**TASK BRIEF**
Look through the listing and locate every line containing the word "might"; copy those lines.

Data entries:
::::::::

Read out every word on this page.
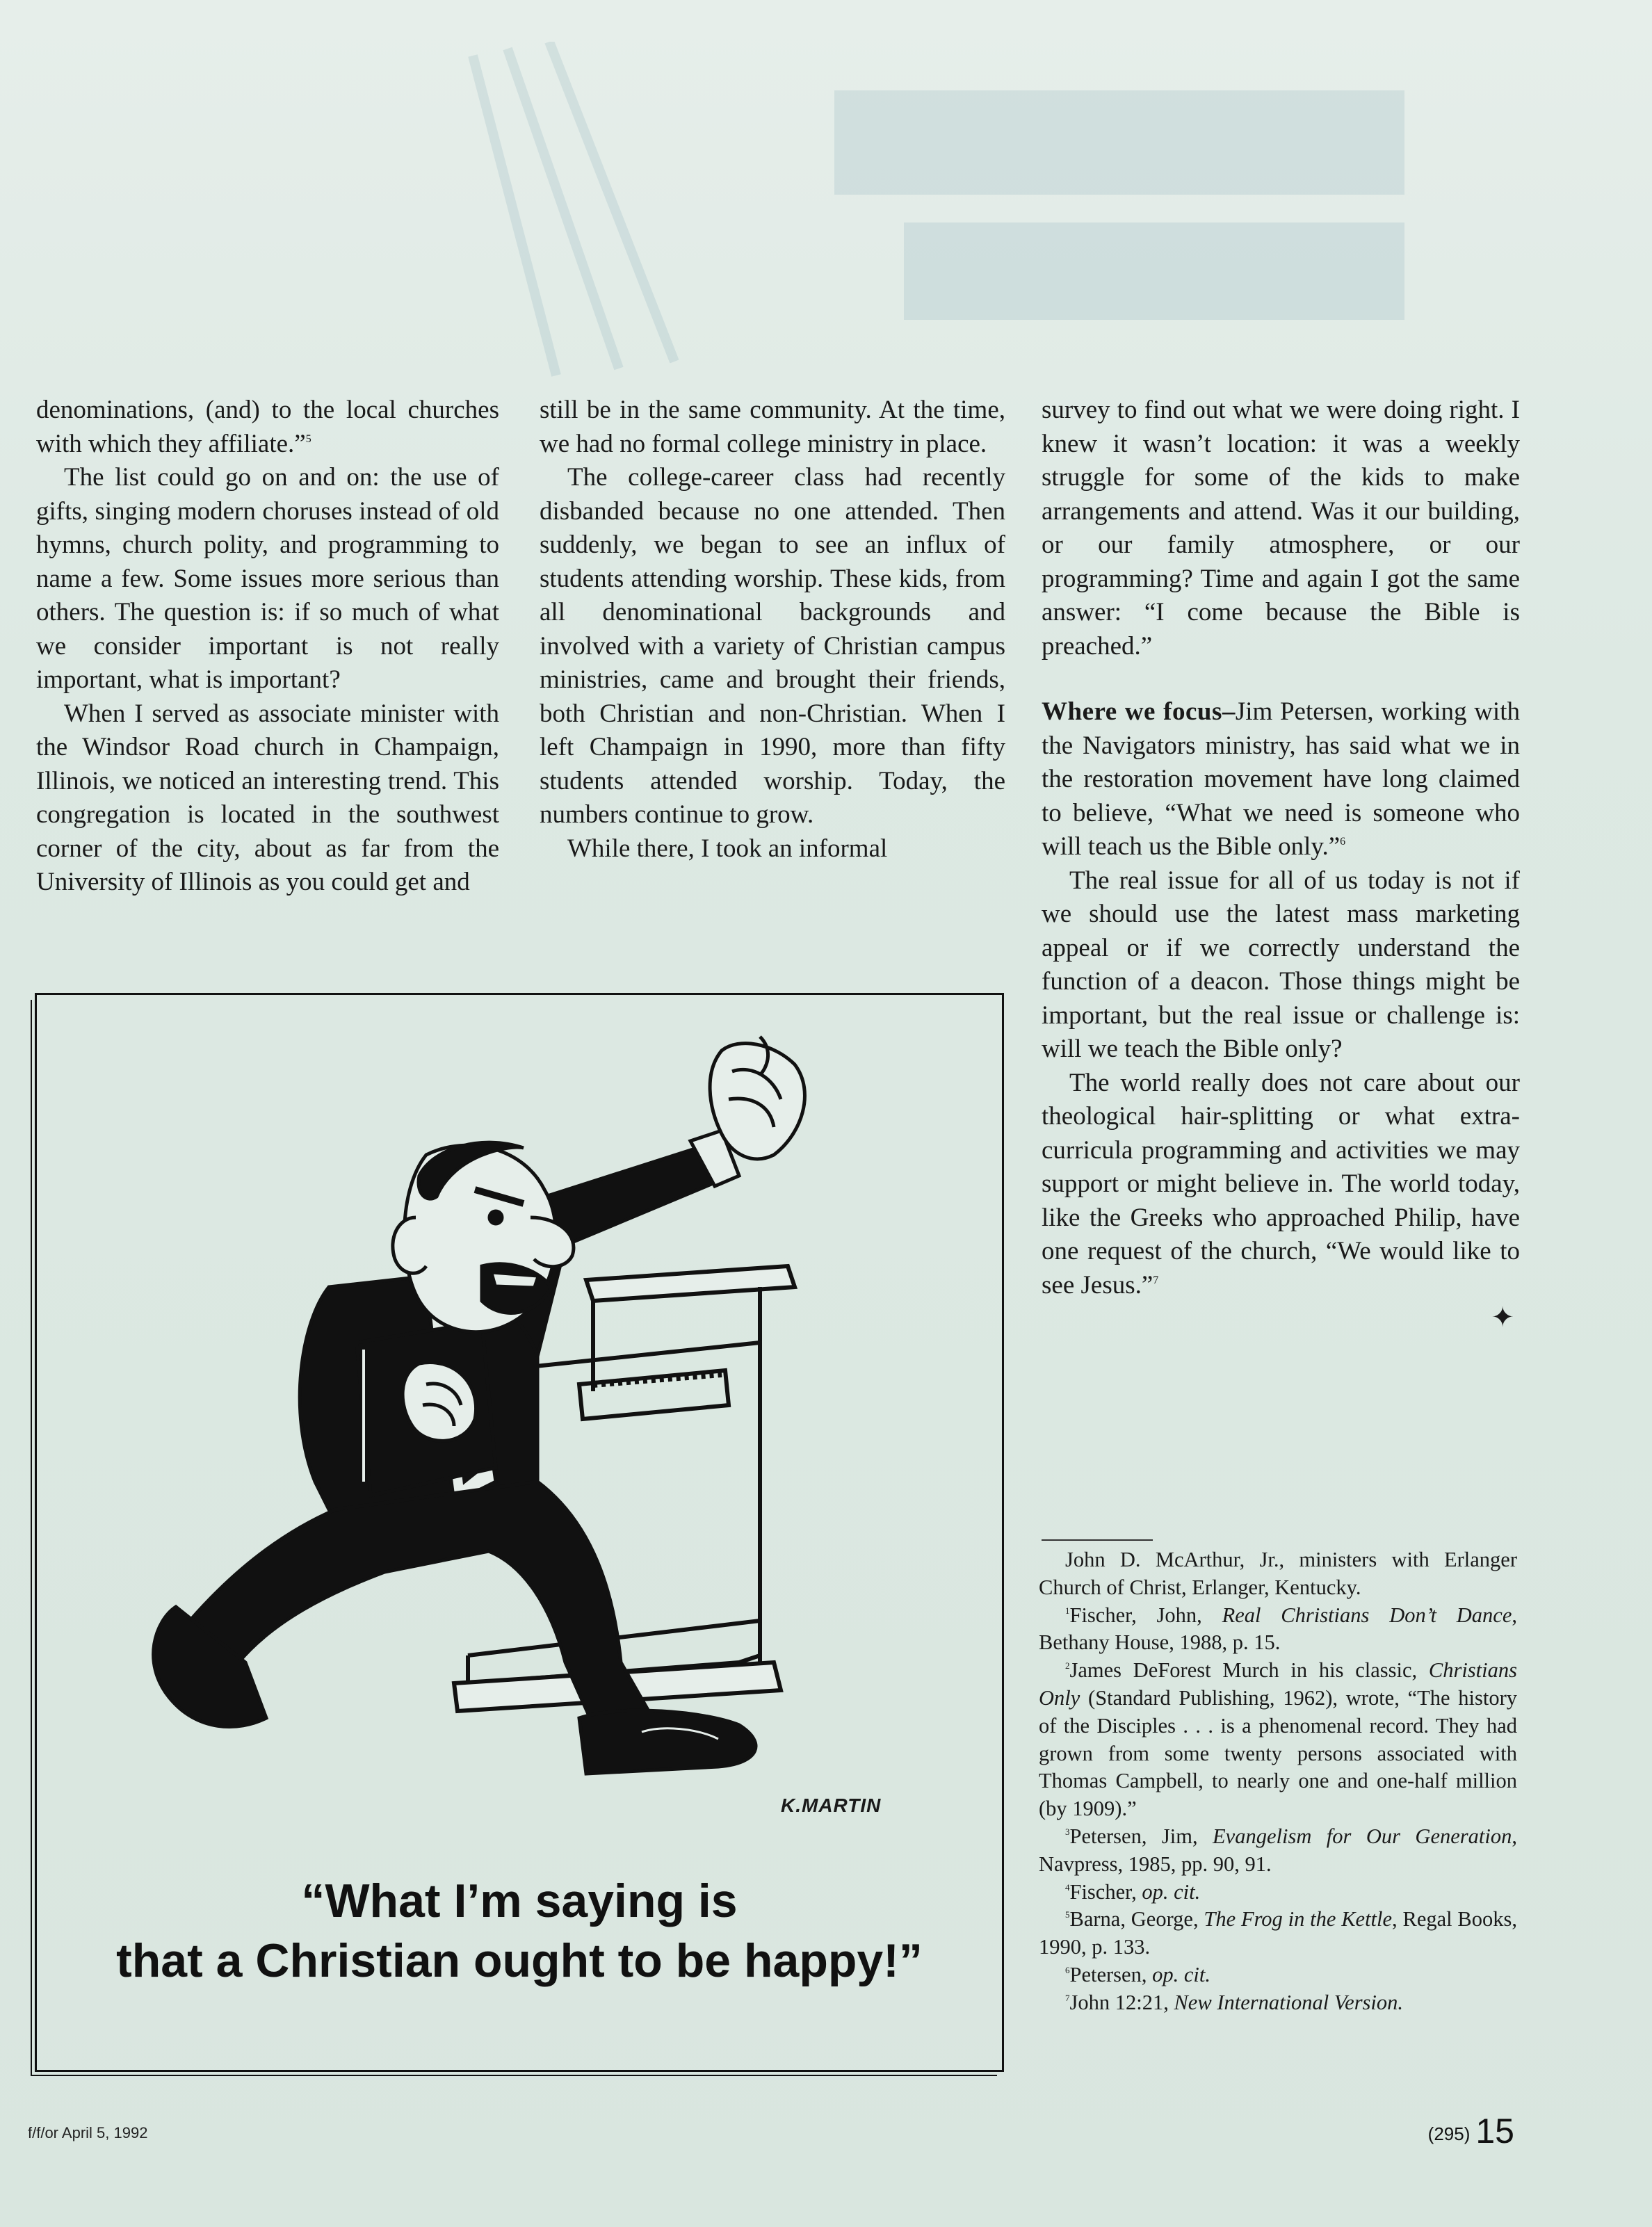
denominations, (and) to the local churches with which they affiliate.”$^5$

The list could go on and on: the use of gifts, singing modern choruses instead of old hymns, church polity, and programming to name a few. Some issues more serious than others. The question is: if so much of what we consider important is not really important, what is important?

When I served as associate minister with the Windsor Road church in Champaign, Illinois, we noticed an interesting trend. This congregation is located in the southwest corner of the city, about as far from the University of Illinois as you could get and

still be in the same community. At the time, we had no formal college ministry in place.

The college-career class had recently disbanded because no one attended. Then suddenly, we began to see an influx of students attending worship. These kids, from all denominational backgrounds and involved with a variety of Christian campus ministries, came and brought their friends, both Christian and non-Christian. When I left Champaign in 1990, more than fifty students attended worship. Today, the numbers continue to grow.

While there, I took an informal

survey to find out what we were doing right. I knew it wasn’t location: it was a weekly struggle for some of the kids to make arrangements and attend. Was it our building, or our family atmosphere, or our programming? Time and again I got the same answer: “I come because the Bible is preached.”

Where we focus–Jim Petersen, working with the Navigators ministry, has said what we in the restoration movement have long claimed to believe, “What we need is someone who will teach us the Bible only.”$^6$

The real issue for all of us today is not if we should use the latest mass marketing appeal or if we correctly understand the function of a deacon. Those things might be important, but the real issue or challenge is: will we teach the Bible only?

The world really does not care about our theological hair-splitting or what extra-curricula programming and activities we may support or might believe in. The world today, like the Greeks who approached Philip, have one request of the church, “We would like to see Jesus.”$^7$

✦

John D. McArthur, Jr., ministers with Erlanger Church of Christ, Erlanger, Kentucky.

$^1$Fischer, John, Real Christians Don’t Dance, Bethany House, 1988, p. 15.

$^2$James DeForest Murch in his classic, Christians Only (Standard Publishing, 1962), wrote, “The history of the Disciples . . . is a phenomenal record. They had grown from some twenty persons associated with Thomas Campbell, to nearly one and one-half million (by 1909).”

$^3$Petersen, Jim, Evangelism for Our Generation, Navpress, 1985, pp. 90, 91.

$^4$Fischer, op. cit.

$^5$Barna, George, The Frog in the Kettle, Regal Books, 1990, p. 133.

$^6$Petersen, op. cit.

$^7$John 12:21, New International Version.

K.MARTIN
“What I’m saying is
that a Christian ought to be happy!”
f/f/or April 5, 1992	(295) 15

::::::::

**ANSWER TO THE TASK**
The real issue for all of us today is not if we should use the latest mass marketing appeal or if we correctly understand the function of a deacon. Those things might be important, but the real issue or challenge is: will we teach the Bible only?
The world really does not care about our theological hair-splitting or what extra-curricula programming and activities we may support or might believe in. The world today, like the Greeks who approached Philip, have one request of the church, “We would like to see Jesus.”$^7$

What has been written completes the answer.